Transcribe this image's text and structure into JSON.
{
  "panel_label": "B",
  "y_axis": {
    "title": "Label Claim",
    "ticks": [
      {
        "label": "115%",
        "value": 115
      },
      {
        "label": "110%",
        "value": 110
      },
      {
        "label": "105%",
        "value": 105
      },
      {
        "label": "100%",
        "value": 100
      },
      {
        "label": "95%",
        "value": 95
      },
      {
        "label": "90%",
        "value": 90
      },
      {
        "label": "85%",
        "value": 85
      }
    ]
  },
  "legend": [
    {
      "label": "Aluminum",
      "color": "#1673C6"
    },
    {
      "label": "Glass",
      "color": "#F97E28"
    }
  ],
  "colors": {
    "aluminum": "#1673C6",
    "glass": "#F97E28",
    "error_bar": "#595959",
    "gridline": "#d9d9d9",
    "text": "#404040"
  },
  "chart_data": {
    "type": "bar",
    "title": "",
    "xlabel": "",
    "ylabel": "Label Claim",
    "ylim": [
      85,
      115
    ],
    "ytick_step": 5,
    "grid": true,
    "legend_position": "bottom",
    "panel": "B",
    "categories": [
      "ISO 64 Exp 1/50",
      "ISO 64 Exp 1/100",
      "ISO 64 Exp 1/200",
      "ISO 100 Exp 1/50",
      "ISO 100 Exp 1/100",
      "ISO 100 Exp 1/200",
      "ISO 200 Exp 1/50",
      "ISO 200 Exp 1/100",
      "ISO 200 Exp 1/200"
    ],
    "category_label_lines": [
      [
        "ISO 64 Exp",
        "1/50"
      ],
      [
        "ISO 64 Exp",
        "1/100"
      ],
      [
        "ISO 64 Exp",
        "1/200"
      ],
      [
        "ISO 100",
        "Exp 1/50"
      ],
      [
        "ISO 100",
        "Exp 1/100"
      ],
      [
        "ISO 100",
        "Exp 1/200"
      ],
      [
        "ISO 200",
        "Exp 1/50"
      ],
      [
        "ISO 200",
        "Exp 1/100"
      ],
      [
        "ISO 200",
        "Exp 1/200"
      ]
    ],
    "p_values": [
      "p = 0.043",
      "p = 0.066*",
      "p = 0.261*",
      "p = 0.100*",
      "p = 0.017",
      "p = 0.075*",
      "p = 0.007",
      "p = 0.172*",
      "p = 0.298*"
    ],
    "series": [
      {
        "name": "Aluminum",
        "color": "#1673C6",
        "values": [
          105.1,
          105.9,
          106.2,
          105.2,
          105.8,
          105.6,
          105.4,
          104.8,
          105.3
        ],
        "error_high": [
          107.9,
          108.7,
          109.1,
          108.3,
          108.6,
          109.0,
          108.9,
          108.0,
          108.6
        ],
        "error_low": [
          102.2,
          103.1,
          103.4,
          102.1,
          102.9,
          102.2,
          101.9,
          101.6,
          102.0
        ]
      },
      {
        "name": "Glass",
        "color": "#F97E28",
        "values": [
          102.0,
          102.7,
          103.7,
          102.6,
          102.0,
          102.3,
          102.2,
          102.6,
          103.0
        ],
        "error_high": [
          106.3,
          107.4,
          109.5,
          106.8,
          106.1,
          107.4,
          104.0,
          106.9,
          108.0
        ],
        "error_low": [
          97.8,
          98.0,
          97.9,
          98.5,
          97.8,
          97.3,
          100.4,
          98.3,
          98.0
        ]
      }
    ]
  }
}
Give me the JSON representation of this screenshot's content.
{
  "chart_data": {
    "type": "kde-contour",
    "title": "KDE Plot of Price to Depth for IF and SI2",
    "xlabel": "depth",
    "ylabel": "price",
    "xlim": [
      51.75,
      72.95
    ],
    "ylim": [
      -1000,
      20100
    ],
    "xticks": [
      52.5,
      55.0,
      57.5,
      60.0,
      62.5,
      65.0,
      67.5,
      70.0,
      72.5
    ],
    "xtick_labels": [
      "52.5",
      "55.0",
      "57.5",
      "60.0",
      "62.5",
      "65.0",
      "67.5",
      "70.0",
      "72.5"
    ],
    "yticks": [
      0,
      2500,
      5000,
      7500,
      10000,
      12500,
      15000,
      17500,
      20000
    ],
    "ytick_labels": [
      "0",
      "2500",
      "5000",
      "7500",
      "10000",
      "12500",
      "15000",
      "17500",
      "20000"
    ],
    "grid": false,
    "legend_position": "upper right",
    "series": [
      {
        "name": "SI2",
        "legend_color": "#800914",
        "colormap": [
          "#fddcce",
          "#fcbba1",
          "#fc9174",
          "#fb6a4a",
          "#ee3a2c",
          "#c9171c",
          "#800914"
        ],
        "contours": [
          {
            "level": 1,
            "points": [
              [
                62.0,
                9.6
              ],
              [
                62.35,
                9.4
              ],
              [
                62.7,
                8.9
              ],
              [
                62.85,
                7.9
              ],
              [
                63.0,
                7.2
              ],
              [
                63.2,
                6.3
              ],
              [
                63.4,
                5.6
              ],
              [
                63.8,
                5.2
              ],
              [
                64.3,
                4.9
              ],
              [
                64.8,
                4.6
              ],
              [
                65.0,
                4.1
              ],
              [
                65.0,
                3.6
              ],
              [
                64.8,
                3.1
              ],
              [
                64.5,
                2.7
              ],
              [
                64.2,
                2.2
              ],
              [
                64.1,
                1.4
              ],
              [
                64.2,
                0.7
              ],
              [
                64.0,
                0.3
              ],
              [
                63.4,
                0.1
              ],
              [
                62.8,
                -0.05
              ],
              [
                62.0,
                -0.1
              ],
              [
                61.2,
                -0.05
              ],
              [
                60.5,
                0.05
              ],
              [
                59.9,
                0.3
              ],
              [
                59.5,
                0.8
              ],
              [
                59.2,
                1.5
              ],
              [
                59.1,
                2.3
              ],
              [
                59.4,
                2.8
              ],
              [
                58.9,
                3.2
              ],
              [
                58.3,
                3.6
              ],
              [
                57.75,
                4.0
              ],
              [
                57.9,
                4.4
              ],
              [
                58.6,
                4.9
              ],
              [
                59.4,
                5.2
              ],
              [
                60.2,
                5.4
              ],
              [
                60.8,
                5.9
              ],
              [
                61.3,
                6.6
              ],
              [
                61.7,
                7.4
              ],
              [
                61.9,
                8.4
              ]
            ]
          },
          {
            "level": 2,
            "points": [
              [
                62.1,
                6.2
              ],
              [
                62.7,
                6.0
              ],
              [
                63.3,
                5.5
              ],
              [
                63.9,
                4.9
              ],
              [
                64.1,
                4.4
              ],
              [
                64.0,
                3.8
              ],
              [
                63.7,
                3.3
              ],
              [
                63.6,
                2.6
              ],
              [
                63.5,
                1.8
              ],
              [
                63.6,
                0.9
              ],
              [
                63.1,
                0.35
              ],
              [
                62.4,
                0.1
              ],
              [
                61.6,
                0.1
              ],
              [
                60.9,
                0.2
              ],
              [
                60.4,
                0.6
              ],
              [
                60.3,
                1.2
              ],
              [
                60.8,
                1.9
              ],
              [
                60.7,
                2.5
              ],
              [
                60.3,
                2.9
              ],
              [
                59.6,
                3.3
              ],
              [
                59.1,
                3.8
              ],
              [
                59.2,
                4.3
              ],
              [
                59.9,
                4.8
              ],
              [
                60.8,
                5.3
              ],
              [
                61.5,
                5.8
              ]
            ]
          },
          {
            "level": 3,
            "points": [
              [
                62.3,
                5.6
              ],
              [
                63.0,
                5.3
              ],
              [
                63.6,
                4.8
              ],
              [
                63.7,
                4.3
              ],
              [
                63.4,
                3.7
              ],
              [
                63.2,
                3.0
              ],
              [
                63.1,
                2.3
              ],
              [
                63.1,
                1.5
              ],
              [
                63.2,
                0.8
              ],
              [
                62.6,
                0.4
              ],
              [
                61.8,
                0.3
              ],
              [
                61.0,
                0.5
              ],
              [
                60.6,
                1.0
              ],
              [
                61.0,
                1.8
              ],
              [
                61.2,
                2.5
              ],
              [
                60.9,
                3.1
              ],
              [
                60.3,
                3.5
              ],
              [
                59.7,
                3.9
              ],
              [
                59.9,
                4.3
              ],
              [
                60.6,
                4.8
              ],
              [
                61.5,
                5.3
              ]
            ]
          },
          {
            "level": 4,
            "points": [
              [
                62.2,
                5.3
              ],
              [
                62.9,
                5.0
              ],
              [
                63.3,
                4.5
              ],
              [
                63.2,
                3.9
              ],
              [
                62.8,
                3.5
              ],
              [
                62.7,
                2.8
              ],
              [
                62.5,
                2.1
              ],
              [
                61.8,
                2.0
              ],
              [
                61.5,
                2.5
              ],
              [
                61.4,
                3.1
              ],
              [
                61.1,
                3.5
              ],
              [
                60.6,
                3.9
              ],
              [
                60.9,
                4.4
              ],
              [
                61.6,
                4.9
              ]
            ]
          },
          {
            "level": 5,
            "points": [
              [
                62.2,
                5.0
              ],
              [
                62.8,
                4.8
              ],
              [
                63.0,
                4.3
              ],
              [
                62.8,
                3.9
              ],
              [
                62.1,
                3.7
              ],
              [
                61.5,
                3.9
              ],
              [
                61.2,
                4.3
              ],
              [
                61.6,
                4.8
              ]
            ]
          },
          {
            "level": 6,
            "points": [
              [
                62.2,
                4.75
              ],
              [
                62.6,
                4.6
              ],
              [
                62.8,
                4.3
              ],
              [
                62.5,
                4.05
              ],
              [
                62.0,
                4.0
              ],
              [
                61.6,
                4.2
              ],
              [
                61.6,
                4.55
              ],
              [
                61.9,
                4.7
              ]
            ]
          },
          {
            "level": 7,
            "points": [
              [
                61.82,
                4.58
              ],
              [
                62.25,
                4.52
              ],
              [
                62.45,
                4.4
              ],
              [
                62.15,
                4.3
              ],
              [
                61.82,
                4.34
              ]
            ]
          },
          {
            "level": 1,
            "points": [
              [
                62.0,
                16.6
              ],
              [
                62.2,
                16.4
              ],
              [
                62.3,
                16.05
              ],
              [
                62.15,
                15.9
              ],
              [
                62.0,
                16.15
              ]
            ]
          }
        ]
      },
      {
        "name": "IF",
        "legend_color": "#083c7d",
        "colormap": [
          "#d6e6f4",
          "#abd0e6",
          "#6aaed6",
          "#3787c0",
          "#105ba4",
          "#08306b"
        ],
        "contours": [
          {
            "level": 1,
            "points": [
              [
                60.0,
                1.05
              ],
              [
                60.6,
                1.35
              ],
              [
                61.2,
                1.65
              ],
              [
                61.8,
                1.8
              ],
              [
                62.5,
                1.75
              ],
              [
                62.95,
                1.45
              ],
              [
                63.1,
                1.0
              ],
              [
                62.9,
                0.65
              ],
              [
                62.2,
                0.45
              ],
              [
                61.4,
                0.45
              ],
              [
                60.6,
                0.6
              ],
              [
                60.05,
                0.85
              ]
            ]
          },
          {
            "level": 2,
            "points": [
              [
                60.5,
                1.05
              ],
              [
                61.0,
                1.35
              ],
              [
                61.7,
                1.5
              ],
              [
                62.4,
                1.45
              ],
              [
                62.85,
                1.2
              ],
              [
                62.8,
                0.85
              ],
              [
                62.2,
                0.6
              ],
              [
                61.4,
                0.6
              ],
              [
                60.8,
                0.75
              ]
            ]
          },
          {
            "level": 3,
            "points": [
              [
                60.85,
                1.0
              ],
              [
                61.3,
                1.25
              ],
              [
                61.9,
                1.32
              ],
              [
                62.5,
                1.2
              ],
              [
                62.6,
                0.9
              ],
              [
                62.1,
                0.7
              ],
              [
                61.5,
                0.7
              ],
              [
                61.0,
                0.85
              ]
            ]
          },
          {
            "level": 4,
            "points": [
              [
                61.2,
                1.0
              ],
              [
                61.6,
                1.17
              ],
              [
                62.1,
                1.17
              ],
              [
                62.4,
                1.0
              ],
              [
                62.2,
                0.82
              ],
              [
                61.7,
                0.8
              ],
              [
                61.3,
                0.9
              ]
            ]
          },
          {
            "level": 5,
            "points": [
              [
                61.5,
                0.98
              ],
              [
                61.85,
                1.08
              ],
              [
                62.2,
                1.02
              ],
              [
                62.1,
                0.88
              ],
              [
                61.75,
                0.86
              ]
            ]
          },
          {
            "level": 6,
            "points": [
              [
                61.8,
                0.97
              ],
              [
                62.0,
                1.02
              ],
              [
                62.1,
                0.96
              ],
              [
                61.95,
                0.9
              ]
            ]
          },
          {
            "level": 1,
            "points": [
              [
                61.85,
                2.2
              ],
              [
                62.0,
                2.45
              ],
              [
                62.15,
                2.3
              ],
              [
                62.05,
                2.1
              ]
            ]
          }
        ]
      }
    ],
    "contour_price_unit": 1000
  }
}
++++++++++
### WHAT THE TASK ASKS
Identify each line in the entries with the word "this" and copy it.

### THE REPLY
Transcribe this image's text and structure into JSON.
Give me the JSON representation of this screenshot's content.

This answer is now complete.